::: Records for the task :::
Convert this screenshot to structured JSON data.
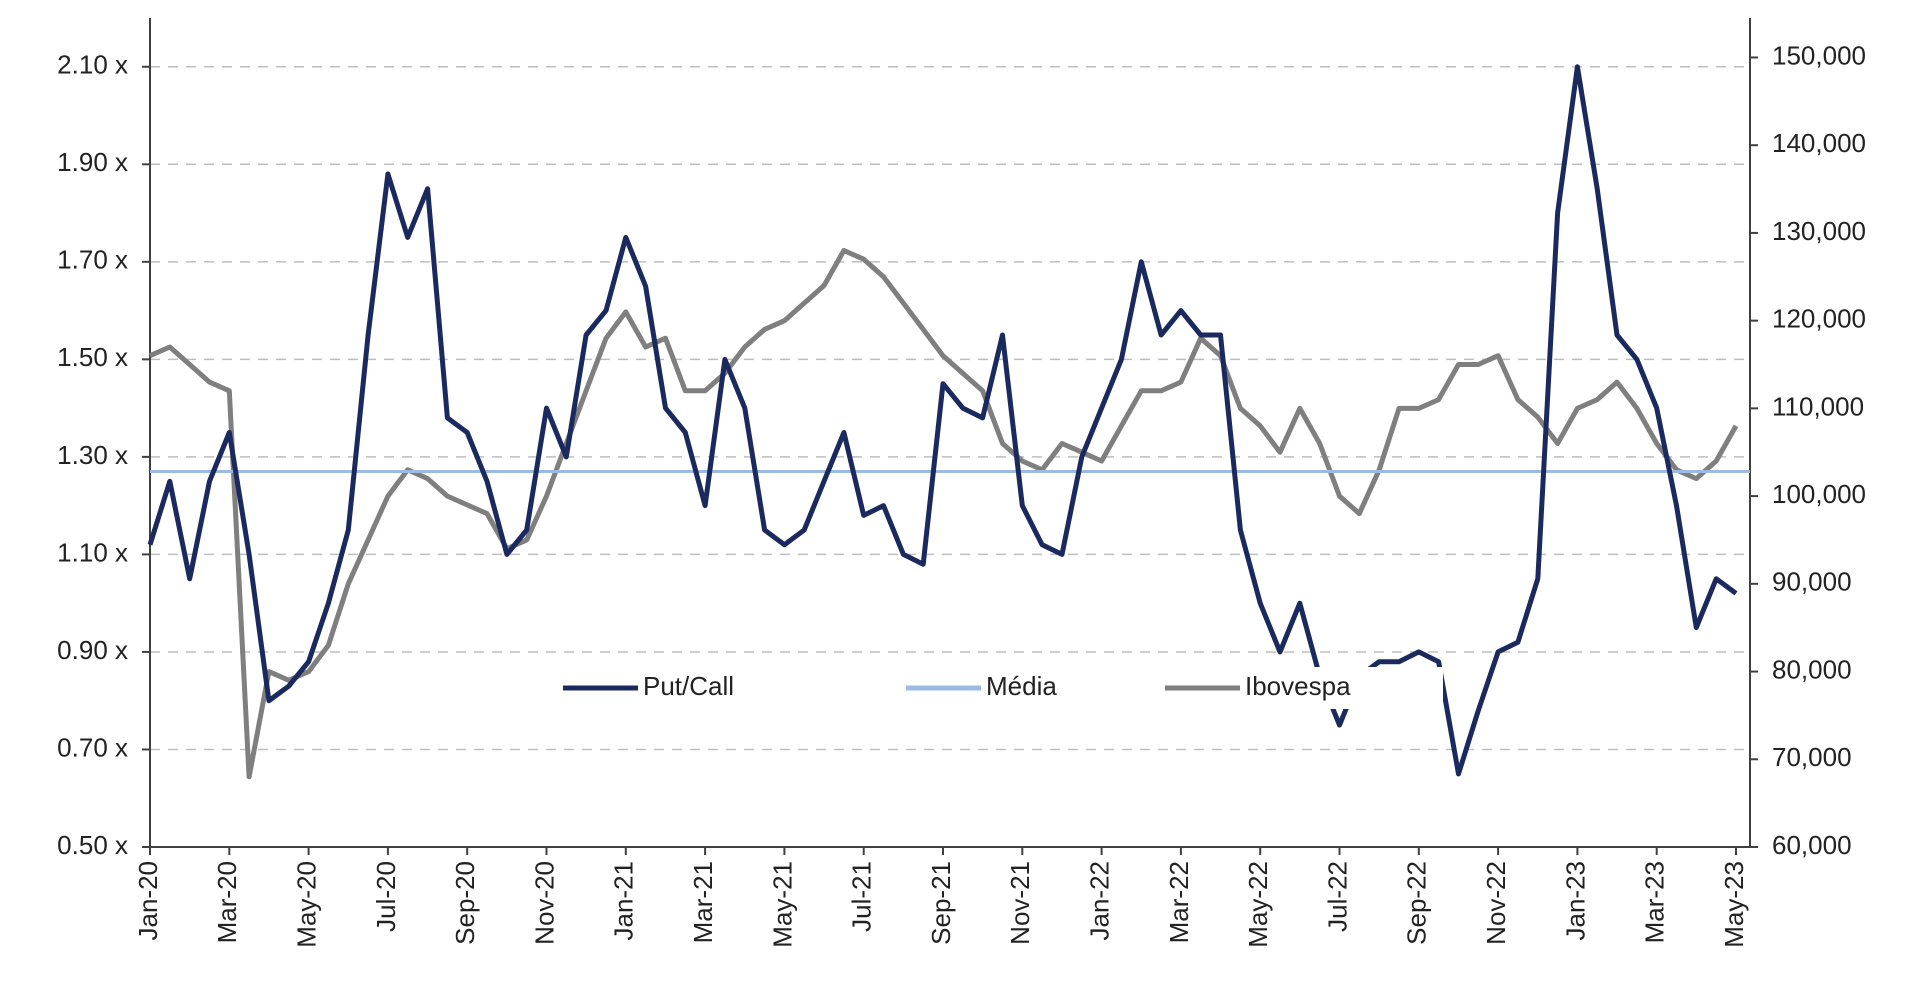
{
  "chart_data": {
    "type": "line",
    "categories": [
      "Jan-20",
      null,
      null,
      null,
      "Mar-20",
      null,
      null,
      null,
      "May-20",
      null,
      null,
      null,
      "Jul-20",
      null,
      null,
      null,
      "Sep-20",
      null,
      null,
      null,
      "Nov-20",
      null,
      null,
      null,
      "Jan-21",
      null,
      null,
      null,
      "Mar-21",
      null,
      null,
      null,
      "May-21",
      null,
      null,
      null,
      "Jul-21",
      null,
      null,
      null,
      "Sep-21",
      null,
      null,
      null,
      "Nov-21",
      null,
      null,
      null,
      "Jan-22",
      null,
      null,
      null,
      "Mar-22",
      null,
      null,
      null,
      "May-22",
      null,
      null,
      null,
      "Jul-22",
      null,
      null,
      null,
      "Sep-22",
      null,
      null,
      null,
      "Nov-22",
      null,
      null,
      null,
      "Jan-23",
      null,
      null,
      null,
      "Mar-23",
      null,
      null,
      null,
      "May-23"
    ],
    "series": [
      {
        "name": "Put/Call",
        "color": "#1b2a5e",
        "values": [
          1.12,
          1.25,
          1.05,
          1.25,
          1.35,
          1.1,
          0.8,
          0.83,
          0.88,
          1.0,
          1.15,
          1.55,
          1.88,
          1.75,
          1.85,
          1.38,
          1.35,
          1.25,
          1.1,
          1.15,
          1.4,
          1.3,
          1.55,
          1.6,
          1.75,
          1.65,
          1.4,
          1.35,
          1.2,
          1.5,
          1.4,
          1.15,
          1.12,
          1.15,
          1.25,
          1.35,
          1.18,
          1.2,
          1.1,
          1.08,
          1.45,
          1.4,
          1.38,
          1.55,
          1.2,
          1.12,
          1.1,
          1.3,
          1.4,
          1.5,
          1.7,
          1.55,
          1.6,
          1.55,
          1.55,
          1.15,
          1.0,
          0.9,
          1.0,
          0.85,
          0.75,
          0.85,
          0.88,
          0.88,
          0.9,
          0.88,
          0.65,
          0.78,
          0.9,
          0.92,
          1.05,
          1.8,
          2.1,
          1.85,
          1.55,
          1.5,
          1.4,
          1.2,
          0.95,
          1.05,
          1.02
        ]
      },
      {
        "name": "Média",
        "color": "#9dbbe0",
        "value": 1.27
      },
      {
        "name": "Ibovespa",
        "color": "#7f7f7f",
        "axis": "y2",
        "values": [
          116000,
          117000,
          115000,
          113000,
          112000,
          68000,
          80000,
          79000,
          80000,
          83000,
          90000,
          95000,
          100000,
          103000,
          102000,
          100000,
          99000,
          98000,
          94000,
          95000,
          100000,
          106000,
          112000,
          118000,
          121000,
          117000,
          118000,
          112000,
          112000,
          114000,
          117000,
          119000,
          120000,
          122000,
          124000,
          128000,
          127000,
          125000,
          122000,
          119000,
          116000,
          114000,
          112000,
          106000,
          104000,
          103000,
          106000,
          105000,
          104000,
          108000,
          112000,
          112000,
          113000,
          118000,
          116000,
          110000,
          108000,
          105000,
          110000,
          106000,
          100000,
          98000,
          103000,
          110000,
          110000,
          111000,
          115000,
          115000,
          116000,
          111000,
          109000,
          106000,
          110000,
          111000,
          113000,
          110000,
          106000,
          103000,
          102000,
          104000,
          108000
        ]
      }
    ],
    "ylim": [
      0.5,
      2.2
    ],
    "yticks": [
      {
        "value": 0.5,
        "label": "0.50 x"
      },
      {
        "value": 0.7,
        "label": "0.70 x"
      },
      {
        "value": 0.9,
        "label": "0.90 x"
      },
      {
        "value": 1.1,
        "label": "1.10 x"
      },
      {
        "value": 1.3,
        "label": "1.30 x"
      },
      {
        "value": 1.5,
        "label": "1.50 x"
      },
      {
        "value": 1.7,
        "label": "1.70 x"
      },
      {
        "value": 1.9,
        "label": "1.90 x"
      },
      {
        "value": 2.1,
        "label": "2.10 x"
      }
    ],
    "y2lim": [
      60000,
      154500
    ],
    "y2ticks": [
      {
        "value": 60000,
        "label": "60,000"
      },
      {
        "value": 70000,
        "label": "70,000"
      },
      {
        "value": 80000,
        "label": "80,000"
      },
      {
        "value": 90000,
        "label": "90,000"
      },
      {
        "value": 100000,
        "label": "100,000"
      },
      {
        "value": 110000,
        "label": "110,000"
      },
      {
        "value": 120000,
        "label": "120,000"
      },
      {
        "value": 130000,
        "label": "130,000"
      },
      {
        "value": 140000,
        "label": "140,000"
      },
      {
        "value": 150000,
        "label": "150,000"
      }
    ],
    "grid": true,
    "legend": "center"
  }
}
:::
::: Records for the task :::
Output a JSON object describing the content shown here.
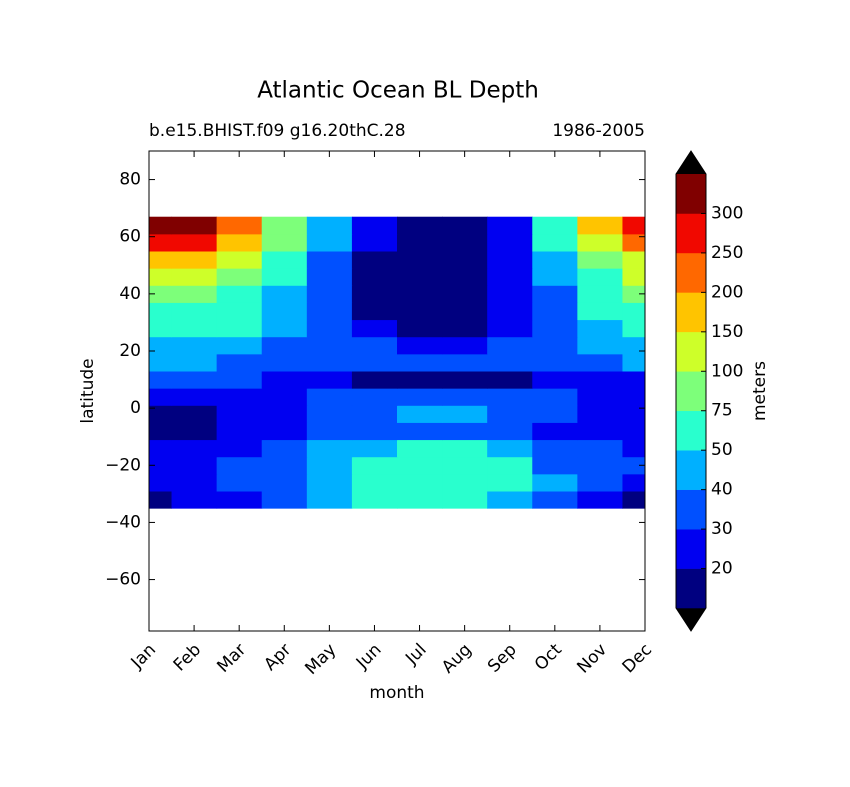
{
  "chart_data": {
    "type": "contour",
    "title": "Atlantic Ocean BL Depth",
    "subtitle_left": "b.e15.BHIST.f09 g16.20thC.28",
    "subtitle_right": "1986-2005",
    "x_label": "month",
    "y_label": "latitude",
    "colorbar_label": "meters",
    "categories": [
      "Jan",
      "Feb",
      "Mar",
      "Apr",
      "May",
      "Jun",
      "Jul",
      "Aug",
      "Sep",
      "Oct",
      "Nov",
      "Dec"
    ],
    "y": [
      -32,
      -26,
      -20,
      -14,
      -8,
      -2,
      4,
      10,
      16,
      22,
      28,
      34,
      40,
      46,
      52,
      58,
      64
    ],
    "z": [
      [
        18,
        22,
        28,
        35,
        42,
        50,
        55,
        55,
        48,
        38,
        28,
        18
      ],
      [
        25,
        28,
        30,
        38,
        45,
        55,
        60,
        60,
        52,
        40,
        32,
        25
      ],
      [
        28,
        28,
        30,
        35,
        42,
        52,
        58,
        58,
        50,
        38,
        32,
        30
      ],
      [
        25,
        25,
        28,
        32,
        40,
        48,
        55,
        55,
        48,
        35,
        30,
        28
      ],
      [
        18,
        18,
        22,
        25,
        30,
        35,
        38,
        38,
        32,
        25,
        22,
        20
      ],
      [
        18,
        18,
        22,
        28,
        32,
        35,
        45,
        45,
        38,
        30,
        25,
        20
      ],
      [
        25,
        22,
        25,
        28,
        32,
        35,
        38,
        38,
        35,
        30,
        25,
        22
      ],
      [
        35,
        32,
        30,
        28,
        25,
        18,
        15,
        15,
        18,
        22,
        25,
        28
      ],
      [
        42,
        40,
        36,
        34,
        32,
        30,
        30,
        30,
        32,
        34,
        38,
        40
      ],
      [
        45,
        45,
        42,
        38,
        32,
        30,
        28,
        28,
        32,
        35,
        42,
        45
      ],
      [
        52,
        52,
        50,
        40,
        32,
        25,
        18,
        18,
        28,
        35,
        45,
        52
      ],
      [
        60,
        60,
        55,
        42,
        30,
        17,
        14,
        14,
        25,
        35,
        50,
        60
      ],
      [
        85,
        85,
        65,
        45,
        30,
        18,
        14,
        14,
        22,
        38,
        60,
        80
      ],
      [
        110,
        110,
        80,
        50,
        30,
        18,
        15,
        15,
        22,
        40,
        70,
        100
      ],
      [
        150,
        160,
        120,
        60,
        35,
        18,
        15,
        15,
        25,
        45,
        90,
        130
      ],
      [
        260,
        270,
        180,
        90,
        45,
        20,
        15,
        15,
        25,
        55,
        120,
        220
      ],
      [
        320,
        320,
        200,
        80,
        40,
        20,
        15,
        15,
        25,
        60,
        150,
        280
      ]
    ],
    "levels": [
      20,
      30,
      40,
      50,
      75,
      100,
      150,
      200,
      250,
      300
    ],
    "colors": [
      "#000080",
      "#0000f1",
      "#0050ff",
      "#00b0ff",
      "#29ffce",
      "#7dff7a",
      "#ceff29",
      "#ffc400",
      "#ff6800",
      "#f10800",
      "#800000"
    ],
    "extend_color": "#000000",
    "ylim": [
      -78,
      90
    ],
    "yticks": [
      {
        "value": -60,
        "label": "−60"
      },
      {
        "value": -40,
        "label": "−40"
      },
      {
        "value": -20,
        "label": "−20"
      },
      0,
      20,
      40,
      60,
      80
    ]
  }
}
:::
◆ Work to be completed ◆
All lines that include "JSON" are to be gathered and copied.

◆ Full output ◆
Convert this screenshot to structured JSON data.
Output a JSON object describing the content shown here.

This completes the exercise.